:: Extracted material ::
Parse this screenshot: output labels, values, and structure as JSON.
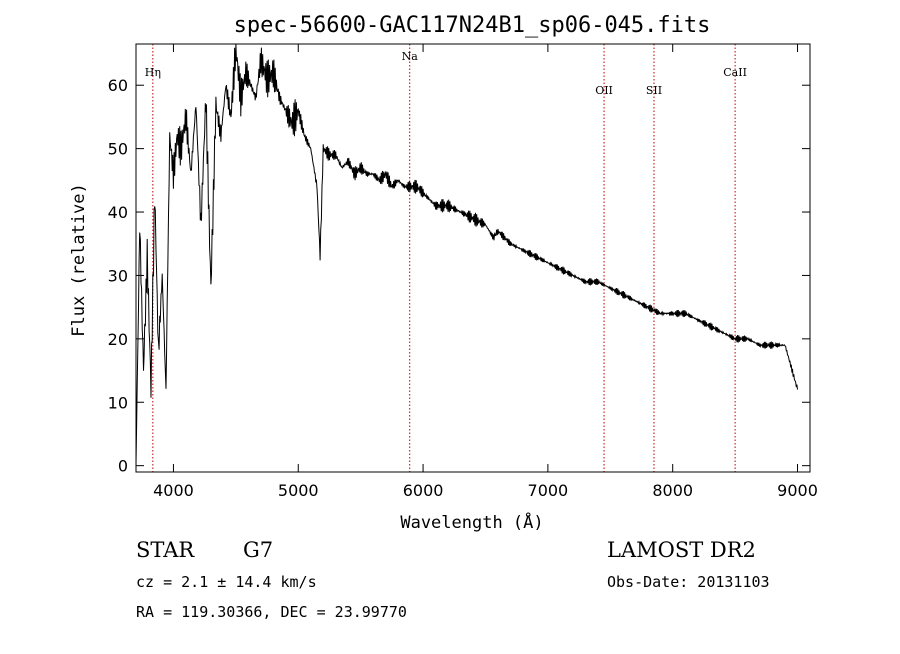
{
  "chart_data": {
    "type": "line",
    "title": "spec-56600-GAC117N24B1_sp06-045.fits",
    "xlabel": "Wavelength (Å)",
    "ylabel": "Flux (relative)",
    "xlim": [
      3700,
      9100
    ],
    "ylim": [
      -1,
      66.5
    ],
    "x_ticks": [
      4000,
      5000,
      6000,
      7000,
      8000,
      9000
    ],
    "y_ticks": [
      0,
      10,
      20,
      30,
      40,
      50,
      60
    ],
    "series": [
      {
        "name": "flux",
        "x": [
          3700,
          3730,
          3760,
          3790,
          3820,
          3850,
          3880,
          3910,
          3940,
          3970,
          4000,
          4030,
          4060,
          4100,
          4140,
          4180,
          4220,
          4260,
          4300,
          4340,
          4380,
          4420,
          4460,
          4500,
          4540,
          4580,
          4620,
          4660,
          4700,
          4750,
          4800,
          4850,
          4900,
          4950,
          5000,
          5050,
          5100,
          5150,
          5175,
          5200,
          5250,
          5300,
          5350,
          5400,
          5450,
          5500,
          5550,
          5600,
          5650,
          5700,
          5750,
          5800,
          5850,
          5890,
          5950,
          6000,
          6100,
          6200,
          6300,
          6400,
          6500,
          6563,
          6600,
          6700,
          6800,
          6900,
          7000,
          7100,
          7200,
          7300,
          7400,
          7500,
          7600,
          7700,
          7800,
          7900,
          8000,
          8100,
          8200,
          8300,
          8400,
          8500,
          8600,
          8700,
          8800,
          8900,
          9000
        ],
        "y": [
          0,
          38,
          15,
          33,
          12,
          43,
          18,
          30,
          12,
          52,
          46,
          52,
          50,
          55,
          46,
          57,
          38,
          58,
          28,
          57,
          52,
          60,
          55,
          66,
          58,
          62,
          60,
          58,
          64,
          61,
          62,
          58,
          56,
          54,
          56,
          52,
          50,
          44,
          33,
          50,
          49,
          49,
          47,
          48,
          46,
          47,
          46,
          46,
          45,
          46,
          44,
          45,
          44,
          44,
          44,
          43,
          41,
          41,
          40,
          39,
          38,
          36,
          37,
          35,
          34,
          33,
          32,
          31,
          30,
          29,
          29,
          28,
          27,
          26,
          25,
          24,
          24,
          24,
          23,
          22,
          21,
          20,
          20,
          19,
          19,
          19,
          12
        ]
      }
    ],
    "line_markers": [
      {
        "label": "Hη",
        "x": 3835
      },
      {
        "label": "Na",
        "x": 5893
      },
      {
        "label": "OII",
        "x": 7450
      },
      {
        "label": "SII",
        "x": 7850
      },
      {
        "label": "CaII",
        "x": 8500
      }
    ],
    "annotations": {
      "object_type": "STAR",
      "subclass": "G7",
      "survey": "LAMOST DR2",
      "redshift": "cz = 2.1 ± 14.4 km/s",
      "obs_date": "Obs-Date: 20131103",
      "coords": "RA = 119.30366, DEC =  23.99770"
    },
    "colors": {
      "spectrum": "#000000",
      "marker": "#c00000"
    }
  }
}
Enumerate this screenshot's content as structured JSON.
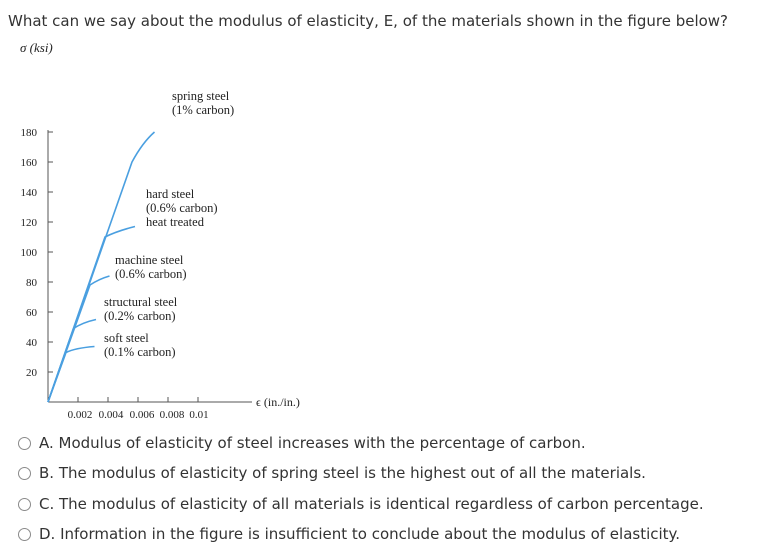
{
  "question": "What can we say about the modulus of elasticity, E, of the materials shown in the figure below?",
  "chart_data": {
    "type": "line",
    "ylabel": "σ (ksi)",
    "xlabel": "ϵ (in./in.)",
    "ylim": [
      0,
      180
    ],
    "xlim": [
      0,
      0.01
    ],
    "y_ticks": [
      "20",
      "40",
      "60",
      "80",
      "100",
      "120",
      "140",
      "160",
      "180"
    ],
    "x_ticks": [
      "0.002",
      "0.004",
      "0.006",
      "0.008",
      "0.01"
    ],
    "series": [
      {
        "name": "spring steel (1% carbon)",
        "lines": [
          "spring steel",
          "(1% carbon)"
        ],
        "x": [
          0,
          0.0056,
          0.0063,
          0.0071
        ],
        "y": [
          0,
          160,
          173,
          180
        ]
      },
      {
        "name": "hard steel (0.6% carbon) heat treated",
        "lines": [
          "hard steel",
          "(0.6% carbon)",
          "heat treated"
        ],
        "x": [
          0,
          0.0038,
          0.0046,
          0.0058
        ],
        "y": [
          0,
          110,
          114,
          117
        ]
      },
      {
        "name": "machine steel (0.6% carbon)",
        "lines": [
          "machine steel",
          "(0.6% carbon)"
        ],
        "x": [
          0,
          0.0028,
          0.0034,
          0.0041
        ],
        "y": [
          0,
          78,
          82,
          84
        ]
      },
      {
        "name": "structural steel (0.2% carbon)",
        "lines": [
          "structural steel",
          "(0.2% carbon)"
        ],
        "x": [
          0,
          0.0017,
          0.0023,
          0.0032
        ],
        "y": [
          0,
          49,
          53,
          55
        ]
      },
      {
        "name": "soft steel (0.1% carbon)",
        "lines": [
          "soft steel",
          "(0.1% carbon)"
        ],
        "x": [
          0,
          0.0012,
          0.0018,
          0.0031
        ],
        "y": [
          0,
          33,
          36,
          37
        ]
      }
    ],
    "line_color": "#4a9fe0",
    "axis_color": "#555555"
  },
  "options": [
    {
      "label": "A. Modulus of elasticity of steel increases with the percentage of carbon."
    },
    {
      "label": "B. The modulus of elasticity of spring steel is the highest out of all the materials."
    },
    {
      "label": "C. The modulus of elasticity of all materials is identical regardless of carbon percentage."
    },
    {
      "label": "D. Information in the figure is insufficient to conclude about the modulus of elasticity."
    }
  ]
}
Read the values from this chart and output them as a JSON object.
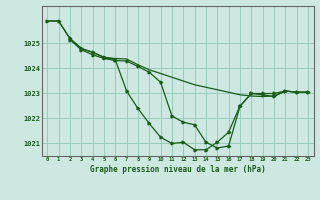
{
  "title": "Graphe pression niveau de la mer (hPa)",
  "bg_color": "#cce8e0",
  "grid_color": "#99ccbb",
  "line_color": "#1a5c1a",
  "xlim": [
    -0.5,
    23.5
  ],
  "ylim": [
    1020.5,
    1026.5
  ],
  "yticks": [
    1021,
    1022,
    1023,
    1024,
    1025
  ],
  "xticks": [
    0,
    1,
    2,
    3,
    4,
    5,
    6,
    7,
    8,
    9,
    10,
    11,
    12,
    13,
    14,
    15,
    16,
    17,
    18,
    19,
    20,
    21,
    22,
    23
  ],
  "series1_x": [
    0,
    1,
    2,
    3,
    4,
    5,
    6,
    7,
    8,
    9,
    10,
    11,
    12,
    13,
    14,
    15,
    16,
    17,
    18,
    19,
    20,
    21,
    22,
    23
  ],
  "series1_y": [
    1025.9,
    1025.9,
    1025.2,
    1024.8,
    1024.65,
    1024.45,
    1024.4,
    1024.38,
    1024.15,
    1023.95,
    1023.8,
    1023.65,
    1023.5,
    1023.35,
    1023.25,
    1023.15,
    1023.05,
    1022.95,
    1022.9,
    1022.88,
    1022.9,
    1023.1,
    1023.05,
    1023.05
  ],
  "series2_x": [
    0,
    1,
    2,
    3,
    4,
    5,
    6,
    7,
    8,
    9,
    10,
    11,
    12,
    13,
    14,
    15,
    16,
    17,
    18,
    19,
    20,
    21,
    22,
    23
  ],
  "series2_y": [
    1025.9,
    1025.9,
    1025.2,
    1024.8,
    1024.65,
    1024.45,
    1024.35,
    1023.1,
    1022.4,
    1021.8,
    1021.25,
    1021.0,
    1021.05,
    1020.75,
    1020.75,
    1021.05,
    1021.45,
    1022.5,
    1023.0,
    1023.0,
    1023.0,
    1023.1,
    1023.05,
    1023.05
  ],
  "series3_x": [
    2,
    3,
    4,
    5,
    6,
    7,
    8,
    9,
    10,
    11,
    12,
    13,
    14,
    15,
    16,
    17,
    18,
    19,
    20,
    21,
    22,
    23
  ],
  "series3_y": [
    1025.15,
    1024.75,
    1024.55,
    1024.4,
    1024.32,
    1024.3,
    1024.08,
    1023.85,
    1023.45,
    1022.1,
    1021.85,
    1021.75,
    1021.05,
    1020.82,
    1020.9,
    1022.48,
    1023.0,
    1022.95,
    1022.88,
    1023.1,
    1023.05,
    1023.05
  ]
}
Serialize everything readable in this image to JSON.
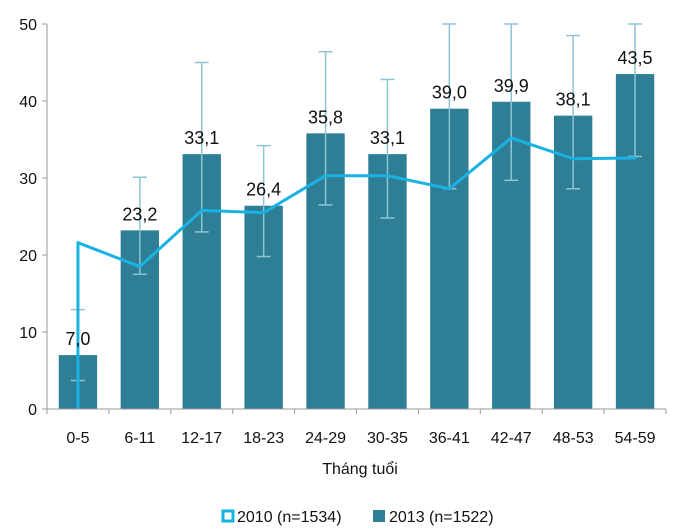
{
  "chart_data": {
    "type": "bar",
    "categories": [
      "0-5",
      "6-11",
      "12-17",
      "18-23",
      "24-29",
      "30-35",
      "36-41",
      "42-47",
      "48-53",
      "54-59"
    ],
    "xlabel": "Tháng tuổi",
    "ylabel": "",
    "ylim": [
      0,
      50
    ],
    "yticks": [
      0,
      10,
      20,
      30,
      40,
      50
    ],
    "grid": false,
    "legend": "bottom",
    "series": [
      {
        "name": "2013 (n=1522)",
        "kind": "bar",
        "color": "#2e7f96",
        "values": [
          7.0,
          23.2,
          33.1,
          26.4,
          35.8,
          33.1,
          39.0,
          39.9,
          38.1,
          43.5
        ],
        "labels": [
          "7,0",
          "23,2",
          "33,1",
          "26,4",
          "35,8",
          "33,1",
          "39,0",
          "39,9",
          "38,1",
          "43,5"
        ],
        "error_low": [
          3.7,
          17.5,
          23.0,
          19.8,
          26.5,
          24.8,
          28.6,
          29.7,
          28.6,
          32.8
        ],
        "error_high": [
          12.9,
          30.1,
          45.0,
          34.2,
          46.4,
          42.8,
          50.0,
          50.0,
          48.5,
          50.0
        ]
      },
      {
        "name": "2010 (n=1534)",
        "kind": "line",
        "color": "#1ab2e2",
        "values": [
          21.6,
          18.5,
          25.8,
          25.5,
          30.3,
          30.3,
          28.6,
          35.2,
          32.5,
          32.6
        ]
      }
    ]
  }
}
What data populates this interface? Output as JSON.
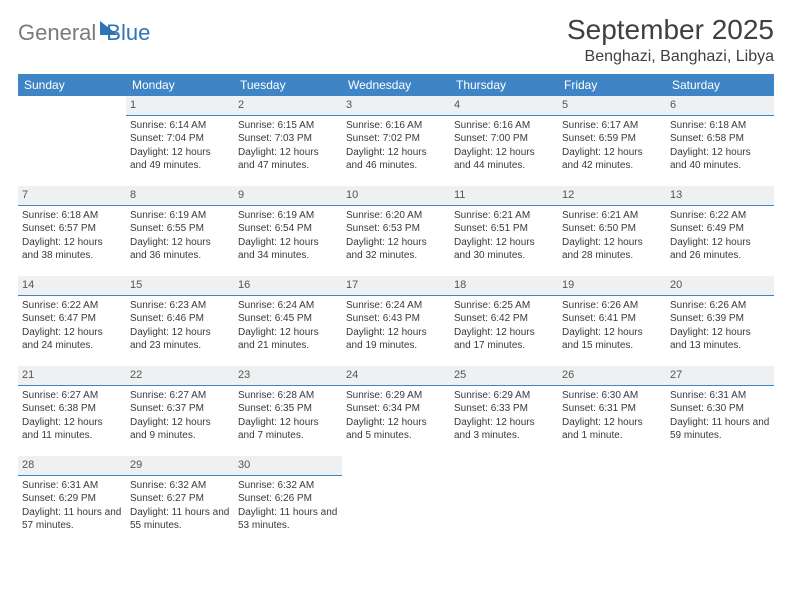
:::
--- Goal ---
Find the string "JSON" in the listing and return every line that holds it.

--- Answer to the exercise ---
Parse this screenshot: output labels, values, and structure as JSON.
Enumerate this screenshot's content as structured JSON.
Read the values from this chart and output them as a JSON object.
Serialize everything readable in this image to JSON.
What data populates this interface? Output as JSON.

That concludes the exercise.